▸ **Problem requirements**:
Pull every line containing the word "JSON" from the records.

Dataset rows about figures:
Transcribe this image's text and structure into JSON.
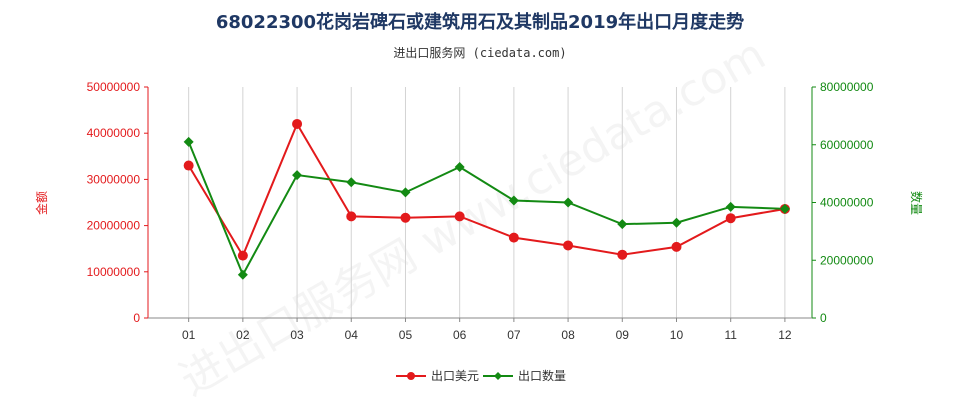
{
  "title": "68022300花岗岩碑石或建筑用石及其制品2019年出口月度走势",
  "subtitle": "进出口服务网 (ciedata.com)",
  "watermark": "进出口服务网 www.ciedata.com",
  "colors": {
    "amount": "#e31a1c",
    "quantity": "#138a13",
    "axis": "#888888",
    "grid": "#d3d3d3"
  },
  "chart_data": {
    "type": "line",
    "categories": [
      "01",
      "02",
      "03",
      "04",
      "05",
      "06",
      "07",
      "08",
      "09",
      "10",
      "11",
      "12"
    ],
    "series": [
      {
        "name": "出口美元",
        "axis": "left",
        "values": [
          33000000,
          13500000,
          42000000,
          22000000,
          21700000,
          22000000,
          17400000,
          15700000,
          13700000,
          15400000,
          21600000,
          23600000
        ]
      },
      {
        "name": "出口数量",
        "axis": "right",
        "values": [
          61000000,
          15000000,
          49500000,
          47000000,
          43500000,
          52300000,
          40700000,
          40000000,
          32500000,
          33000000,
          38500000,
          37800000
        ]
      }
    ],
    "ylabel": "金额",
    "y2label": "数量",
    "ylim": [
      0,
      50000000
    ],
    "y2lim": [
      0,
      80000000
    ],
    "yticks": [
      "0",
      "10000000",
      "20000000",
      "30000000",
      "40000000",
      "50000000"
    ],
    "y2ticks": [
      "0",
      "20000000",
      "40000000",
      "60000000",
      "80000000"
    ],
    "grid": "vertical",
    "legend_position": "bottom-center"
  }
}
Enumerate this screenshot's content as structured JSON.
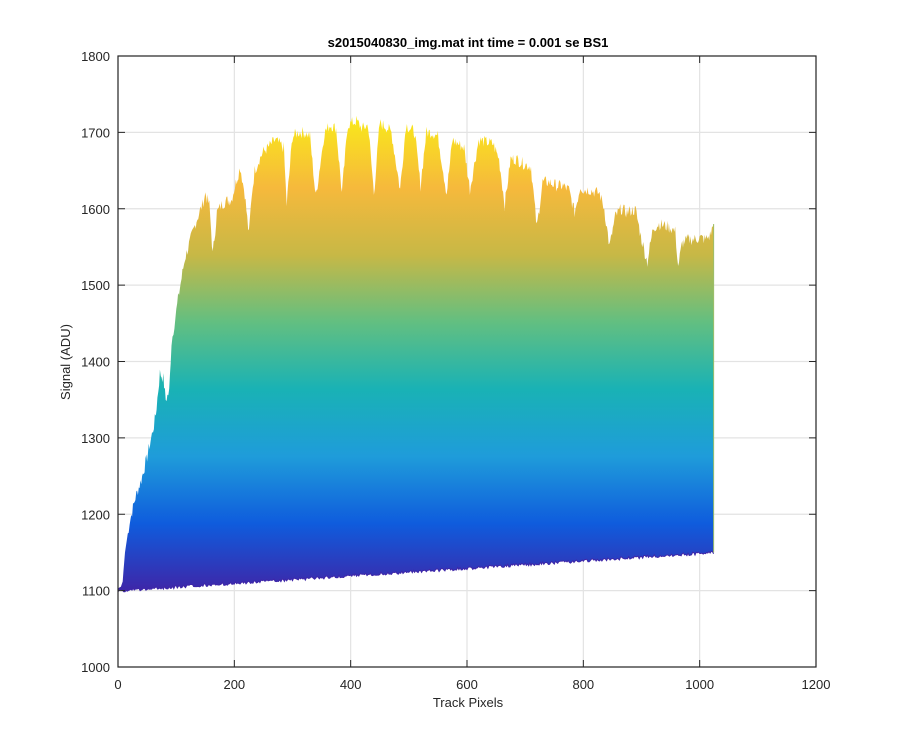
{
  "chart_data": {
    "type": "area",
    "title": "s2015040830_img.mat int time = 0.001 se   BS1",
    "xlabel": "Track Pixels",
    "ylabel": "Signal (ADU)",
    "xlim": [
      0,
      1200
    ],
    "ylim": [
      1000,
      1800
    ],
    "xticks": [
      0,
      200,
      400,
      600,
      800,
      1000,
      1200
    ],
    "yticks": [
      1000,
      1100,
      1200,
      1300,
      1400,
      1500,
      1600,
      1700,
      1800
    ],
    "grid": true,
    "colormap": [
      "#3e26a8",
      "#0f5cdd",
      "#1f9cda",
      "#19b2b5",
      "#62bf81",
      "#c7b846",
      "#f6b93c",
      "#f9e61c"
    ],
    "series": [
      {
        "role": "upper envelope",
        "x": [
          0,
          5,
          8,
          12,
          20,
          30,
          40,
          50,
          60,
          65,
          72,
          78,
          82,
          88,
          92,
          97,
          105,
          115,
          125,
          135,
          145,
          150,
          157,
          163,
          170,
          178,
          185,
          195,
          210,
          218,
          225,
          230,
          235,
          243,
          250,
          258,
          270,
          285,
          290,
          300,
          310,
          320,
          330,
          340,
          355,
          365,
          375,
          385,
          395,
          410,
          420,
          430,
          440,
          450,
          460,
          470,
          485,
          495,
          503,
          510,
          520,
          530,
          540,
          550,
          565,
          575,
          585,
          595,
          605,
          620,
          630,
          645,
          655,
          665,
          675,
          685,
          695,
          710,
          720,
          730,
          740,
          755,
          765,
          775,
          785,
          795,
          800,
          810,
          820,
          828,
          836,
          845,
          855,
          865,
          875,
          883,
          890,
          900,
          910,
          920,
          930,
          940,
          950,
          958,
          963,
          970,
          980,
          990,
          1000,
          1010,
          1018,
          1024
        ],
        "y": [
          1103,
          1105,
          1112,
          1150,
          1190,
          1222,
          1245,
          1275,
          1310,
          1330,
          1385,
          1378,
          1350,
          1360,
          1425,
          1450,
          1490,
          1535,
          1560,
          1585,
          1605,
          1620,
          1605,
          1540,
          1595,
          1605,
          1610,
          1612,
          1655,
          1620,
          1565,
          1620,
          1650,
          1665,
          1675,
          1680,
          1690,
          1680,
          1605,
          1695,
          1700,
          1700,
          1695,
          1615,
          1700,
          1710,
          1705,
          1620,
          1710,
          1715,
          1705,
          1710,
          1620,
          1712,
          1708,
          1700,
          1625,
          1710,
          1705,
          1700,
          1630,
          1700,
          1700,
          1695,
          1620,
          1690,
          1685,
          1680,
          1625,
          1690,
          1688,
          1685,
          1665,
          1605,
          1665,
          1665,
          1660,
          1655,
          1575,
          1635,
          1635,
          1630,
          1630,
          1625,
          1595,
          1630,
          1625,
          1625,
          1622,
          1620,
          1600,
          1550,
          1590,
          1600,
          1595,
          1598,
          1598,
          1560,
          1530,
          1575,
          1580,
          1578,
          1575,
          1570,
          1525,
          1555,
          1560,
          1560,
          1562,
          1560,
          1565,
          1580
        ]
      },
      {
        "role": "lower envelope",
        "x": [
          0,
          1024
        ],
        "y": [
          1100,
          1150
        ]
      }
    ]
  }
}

---

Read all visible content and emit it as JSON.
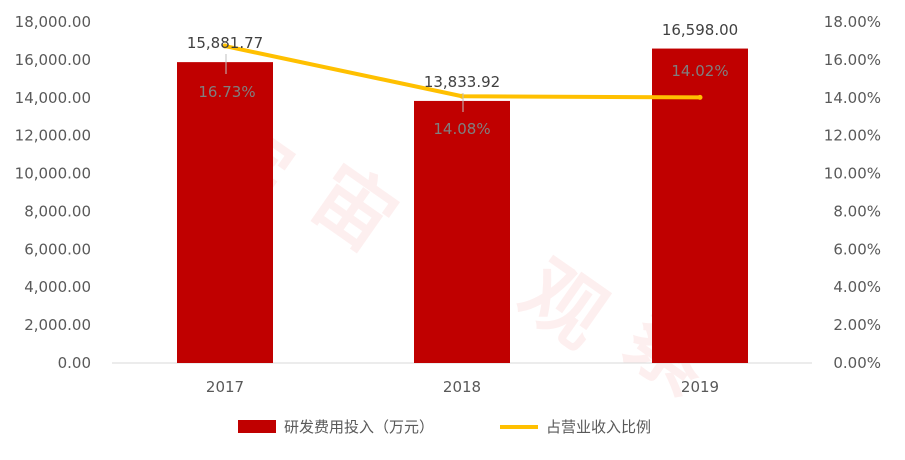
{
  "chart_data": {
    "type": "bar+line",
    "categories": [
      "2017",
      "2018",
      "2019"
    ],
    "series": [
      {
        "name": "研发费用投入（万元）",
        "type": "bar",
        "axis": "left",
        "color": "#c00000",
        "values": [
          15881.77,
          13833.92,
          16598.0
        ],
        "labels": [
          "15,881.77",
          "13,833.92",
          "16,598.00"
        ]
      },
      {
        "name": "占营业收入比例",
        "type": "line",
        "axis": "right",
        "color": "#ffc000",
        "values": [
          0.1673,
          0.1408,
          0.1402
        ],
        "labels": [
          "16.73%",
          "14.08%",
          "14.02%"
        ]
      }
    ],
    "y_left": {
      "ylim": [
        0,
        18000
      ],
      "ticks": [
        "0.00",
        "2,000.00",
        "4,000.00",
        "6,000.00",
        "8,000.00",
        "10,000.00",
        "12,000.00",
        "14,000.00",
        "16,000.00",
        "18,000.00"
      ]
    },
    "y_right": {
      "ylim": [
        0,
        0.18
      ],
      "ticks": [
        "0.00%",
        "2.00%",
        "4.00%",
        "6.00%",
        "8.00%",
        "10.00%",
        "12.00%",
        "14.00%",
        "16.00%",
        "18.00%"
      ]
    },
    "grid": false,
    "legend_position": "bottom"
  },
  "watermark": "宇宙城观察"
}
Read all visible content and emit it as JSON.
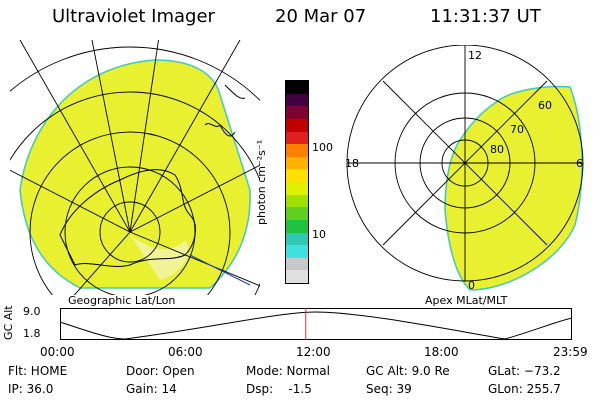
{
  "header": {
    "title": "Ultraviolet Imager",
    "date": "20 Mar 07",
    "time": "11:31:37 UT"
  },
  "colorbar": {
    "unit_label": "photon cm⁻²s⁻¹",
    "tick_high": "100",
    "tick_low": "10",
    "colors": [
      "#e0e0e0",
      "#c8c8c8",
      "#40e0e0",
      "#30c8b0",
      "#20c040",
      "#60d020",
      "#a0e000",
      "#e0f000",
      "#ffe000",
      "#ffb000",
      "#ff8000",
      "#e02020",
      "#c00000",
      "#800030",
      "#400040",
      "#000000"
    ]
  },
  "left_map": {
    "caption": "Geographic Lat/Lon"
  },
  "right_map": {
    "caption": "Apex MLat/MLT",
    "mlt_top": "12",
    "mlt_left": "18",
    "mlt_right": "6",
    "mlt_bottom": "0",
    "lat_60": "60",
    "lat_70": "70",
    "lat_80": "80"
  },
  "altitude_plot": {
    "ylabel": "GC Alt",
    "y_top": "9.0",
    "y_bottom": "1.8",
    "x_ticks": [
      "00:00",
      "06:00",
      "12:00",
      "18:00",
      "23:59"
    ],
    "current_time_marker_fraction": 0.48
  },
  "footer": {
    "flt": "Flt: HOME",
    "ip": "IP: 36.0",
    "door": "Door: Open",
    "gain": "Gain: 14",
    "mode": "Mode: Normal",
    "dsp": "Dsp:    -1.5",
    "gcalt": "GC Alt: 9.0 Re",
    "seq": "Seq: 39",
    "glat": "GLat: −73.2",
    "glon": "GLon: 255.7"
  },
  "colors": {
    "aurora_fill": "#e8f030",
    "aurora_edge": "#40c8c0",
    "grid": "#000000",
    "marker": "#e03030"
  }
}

▸ **Exercise output**:
Transcribe this image's text and structure into JSON.
Enumerate this screenshot's content as structured JSON.
Read all visible content and emit it as JSON.
Read all visible content and emit it as JSON.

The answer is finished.